## Objective
Wherever a line below holds the word "title", copy that line.

[Excerpt from a dataset]
-.-.-

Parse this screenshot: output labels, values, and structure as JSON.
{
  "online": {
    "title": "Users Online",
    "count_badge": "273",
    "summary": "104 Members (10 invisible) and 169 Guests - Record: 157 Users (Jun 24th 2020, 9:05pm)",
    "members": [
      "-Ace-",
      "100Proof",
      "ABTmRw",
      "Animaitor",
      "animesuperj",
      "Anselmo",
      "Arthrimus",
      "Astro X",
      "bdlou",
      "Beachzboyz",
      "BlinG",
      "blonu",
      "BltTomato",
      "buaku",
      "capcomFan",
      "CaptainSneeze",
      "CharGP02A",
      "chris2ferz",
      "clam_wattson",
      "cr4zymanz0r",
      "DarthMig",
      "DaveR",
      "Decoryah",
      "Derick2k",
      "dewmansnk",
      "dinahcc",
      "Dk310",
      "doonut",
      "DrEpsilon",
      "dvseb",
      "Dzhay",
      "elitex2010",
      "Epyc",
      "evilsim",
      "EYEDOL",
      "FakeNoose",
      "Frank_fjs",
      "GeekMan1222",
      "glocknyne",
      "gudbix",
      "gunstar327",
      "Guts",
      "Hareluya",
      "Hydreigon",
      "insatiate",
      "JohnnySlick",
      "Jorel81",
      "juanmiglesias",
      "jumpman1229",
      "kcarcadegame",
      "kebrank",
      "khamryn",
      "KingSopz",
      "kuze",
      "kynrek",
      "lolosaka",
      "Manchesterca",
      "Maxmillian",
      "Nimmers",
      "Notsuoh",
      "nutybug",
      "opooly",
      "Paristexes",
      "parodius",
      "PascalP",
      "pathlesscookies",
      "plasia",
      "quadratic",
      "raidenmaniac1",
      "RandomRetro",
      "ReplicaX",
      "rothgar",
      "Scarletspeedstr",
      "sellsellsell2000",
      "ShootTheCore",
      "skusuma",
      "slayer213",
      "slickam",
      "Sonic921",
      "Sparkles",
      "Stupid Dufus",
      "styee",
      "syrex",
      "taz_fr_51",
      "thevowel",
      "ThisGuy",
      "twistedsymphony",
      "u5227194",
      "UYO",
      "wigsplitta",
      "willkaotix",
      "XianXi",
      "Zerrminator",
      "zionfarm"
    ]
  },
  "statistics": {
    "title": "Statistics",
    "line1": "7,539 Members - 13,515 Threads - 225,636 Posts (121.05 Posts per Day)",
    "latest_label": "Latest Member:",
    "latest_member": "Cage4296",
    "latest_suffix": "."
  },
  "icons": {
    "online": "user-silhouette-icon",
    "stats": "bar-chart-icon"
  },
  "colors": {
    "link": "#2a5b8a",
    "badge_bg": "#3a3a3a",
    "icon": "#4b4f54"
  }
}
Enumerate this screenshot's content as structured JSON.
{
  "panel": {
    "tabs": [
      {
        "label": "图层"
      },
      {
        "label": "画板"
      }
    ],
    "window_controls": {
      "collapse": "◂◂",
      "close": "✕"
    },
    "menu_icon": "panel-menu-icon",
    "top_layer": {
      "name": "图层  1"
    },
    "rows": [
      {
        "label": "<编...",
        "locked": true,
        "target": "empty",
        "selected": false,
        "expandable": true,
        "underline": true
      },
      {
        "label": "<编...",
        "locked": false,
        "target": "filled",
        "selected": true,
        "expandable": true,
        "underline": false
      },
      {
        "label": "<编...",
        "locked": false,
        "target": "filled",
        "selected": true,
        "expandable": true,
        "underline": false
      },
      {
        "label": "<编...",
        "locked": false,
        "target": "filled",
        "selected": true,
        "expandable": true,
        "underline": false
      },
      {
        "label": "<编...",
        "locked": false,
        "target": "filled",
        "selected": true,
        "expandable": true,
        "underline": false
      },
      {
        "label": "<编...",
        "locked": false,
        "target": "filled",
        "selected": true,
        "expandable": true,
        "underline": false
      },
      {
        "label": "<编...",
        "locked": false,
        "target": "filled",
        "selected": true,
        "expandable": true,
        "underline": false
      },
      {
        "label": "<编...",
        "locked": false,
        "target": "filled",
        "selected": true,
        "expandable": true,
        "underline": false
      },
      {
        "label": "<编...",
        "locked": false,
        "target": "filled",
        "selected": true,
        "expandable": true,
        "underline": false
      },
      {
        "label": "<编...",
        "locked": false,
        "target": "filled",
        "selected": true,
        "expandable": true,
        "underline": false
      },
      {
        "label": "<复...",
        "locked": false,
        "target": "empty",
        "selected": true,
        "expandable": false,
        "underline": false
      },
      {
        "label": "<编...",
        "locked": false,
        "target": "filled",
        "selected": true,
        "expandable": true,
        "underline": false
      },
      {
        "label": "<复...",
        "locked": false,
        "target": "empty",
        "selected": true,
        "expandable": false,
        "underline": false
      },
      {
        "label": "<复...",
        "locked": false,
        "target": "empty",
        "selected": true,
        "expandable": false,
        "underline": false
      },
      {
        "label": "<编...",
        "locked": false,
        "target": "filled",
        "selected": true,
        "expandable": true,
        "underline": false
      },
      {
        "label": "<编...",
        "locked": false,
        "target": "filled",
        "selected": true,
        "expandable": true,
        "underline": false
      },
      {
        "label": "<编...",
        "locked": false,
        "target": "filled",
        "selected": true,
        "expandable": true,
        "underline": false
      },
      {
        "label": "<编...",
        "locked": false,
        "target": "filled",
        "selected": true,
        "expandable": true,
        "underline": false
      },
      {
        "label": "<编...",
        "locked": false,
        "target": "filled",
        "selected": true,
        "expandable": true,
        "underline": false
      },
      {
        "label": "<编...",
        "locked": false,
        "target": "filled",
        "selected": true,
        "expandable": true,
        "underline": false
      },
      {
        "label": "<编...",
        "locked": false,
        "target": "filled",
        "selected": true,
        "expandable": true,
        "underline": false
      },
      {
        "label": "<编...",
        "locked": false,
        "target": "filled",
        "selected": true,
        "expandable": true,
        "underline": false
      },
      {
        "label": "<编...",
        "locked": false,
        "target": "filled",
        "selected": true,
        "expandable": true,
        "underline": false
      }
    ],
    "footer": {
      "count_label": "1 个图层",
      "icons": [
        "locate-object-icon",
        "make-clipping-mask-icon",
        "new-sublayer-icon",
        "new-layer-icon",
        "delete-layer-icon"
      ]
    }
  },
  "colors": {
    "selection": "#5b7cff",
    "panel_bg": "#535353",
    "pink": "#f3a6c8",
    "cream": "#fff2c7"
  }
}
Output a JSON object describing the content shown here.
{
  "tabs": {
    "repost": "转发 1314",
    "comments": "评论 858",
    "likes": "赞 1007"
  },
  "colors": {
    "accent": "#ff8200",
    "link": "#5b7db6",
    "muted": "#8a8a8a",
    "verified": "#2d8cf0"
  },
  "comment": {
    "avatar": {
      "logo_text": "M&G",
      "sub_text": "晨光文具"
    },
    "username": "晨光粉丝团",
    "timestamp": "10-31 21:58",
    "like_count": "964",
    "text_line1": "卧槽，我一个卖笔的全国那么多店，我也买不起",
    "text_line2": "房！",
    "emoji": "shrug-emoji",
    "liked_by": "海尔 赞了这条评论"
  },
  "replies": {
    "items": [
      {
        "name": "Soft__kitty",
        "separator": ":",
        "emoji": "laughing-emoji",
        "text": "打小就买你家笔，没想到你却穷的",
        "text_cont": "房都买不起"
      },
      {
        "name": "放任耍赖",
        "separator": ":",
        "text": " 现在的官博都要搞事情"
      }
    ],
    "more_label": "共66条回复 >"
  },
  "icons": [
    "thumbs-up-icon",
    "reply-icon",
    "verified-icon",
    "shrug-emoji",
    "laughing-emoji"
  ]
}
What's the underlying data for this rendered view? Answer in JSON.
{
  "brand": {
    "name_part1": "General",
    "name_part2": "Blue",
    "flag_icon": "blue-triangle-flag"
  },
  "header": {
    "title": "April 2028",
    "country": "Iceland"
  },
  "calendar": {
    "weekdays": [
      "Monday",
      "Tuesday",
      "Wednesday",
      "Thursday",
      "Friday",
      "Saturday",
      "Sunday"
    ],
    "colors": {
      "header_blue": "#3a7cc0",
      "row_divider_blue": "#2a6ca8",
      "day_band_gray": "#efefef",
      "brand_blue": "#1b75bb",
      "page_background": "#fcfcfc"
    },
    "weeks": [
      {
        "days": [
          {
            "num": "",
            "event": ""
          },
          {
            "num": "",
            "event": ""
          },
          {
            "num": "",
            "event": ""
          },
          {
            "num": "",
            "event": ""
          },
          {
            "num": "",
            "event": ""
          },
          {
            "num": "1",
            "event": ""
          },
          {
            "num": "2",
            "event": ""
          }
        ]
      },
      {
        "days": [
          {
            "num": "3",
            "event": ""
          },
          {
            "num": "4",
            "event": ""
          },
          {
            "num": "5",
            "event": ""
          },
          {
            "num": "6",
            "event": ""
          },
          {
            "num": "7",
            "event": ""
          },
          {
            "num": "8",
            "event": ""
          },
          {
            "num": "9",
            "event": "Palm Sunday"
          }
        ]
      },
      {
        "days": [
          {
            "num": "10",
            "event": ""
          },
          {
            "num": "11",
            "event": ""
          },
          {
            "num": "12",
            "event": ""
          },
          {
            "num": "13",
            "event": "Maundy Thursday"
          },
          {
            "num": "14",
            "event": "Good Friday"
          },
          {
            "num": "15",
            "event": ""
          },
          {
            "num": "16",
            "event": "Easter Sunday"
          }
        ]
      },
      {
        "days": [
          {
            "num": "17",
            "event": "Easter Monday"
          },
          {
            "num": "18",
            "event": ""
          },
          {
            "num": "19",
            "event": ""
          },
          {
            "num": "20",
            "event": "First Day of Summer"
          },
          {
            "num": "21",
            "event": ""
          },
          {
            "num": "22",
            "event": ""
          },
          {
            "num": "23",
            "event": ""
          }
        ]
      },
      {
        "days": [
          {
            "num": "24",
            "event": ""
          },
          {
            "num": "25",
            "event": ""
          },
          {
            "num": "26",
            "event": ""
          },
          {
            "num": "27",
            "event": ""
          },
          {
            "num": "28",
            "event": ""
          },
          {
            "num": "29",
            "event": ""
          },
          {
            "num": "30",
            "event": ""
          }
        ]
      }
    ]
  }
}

-.-.-

## Solution for this problem
    "title": "Users Online",
    "title": "Statistics",
    "title": "April 2028",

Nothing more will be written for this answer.